**What is required:** Repeat the records below word for word, but start at the line that contains "Transcribe this image's", stop after the last line, and include nothing else.

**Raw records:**
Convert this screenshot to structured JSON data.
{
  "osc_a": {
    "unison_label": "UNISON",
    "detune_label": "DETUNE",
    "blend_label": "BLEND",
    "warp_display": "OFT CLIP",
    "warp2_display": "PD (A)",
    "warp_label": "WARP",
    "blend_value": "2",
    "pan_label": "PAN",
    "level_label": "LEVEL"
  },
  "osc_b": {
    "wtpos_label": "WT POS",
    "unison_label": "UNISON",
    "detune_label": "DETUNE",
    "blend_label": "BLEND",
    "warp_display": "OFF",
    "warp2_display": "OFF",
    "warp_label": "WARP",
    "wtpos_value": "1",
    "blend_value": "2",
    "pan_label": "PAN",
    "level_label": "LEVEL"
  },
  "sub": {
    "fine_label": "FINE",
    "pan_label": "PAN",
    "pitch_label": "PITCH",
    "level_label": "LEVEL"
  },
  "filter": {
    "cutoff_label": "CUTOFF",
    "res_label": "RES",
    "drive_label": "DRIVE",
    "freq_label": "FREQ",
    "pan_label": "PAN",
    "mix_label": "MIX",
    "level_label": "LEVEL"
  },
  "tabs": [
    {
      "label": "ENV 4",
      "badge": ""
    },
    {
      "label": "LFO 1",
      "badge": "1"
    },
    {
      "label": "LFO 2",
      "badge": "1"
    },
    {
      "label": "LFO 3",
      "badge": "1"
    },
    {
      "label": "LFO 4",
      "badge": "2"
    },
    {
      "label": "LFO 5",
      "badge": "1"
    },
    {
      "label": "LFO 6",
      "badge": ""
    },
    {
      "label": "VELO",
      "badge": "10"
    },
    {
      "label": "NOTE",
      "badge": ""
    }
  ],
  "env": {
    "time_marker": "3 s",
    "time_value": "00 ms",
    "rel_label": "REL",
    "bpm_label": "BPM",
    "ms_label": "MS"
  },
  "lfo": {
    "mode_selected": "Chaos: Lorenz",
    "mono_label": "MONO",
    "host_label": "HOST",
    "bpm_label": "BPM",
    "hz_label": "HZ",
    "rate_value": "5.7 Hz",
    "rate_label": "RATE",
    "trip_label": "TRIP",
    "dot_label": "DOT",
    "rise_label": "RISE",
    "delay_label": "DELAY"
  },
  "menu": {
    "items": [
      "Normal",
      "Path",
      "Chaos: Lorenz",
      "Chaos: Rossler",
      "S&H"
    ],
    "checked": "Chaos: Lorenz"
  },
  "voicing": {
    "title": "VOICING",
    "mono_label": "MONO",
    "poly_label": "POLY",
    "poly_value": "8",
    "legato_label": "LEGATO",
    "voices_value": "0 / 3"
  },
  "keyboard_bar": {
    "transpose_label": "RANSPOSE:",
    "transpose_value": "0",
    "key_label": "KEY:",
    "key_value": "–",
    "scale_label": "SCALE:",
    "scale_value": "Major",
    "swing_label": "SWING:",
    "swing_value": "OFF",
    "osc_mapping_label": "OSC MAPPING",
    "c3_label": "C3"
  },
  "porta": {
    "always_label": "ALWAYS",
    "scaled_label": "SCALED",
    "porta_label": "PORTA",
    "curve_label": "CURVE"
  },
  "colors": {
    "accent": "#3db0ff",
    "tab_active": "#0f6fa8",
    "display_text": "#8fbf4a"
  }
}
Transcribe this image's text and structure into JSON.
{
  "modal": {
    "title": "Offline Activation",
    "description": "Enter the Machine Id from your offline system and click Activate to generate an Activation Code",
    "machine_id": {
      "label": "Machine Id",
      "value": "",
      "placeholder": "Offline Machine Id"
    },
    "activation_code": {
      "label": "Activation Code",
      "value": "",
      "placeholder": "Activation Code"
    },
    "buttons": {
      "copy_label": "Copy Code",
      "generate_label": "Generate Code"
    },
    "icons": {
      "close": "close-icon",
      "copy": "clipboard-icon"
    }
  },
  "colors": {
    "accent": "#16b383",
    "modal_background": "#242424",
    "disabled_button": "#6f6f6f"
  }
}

**Result below:**
Transcribe this image's text and structure into JSON.
{
  "modal": {
    "title": "Offline Activation",
    "description": "Enter the Machine Id from your offline system and click Activate to generate an Activation Code",
    "machine_id": {
      "label": "Machine Id",
      "value": "",
      "placeholder": "Offline Machine Id"
    },
    "activation_code": {
      "label": "Activation Code",
      "value": "",
      "placeholder": "Activation Code"
    },
    "buttons": {
      "copy_label": "Copy Code",
      "generate_label": "Generate Code"
    },
    "icons": {
      "close": "close-icon",
      "copy": "clipboard-icon"
    }
  },
  "colors": {
    "accent": "#16b383",
    "modal_background": "#242424",
    "disabled_button": "#6f6f6f"
  }
}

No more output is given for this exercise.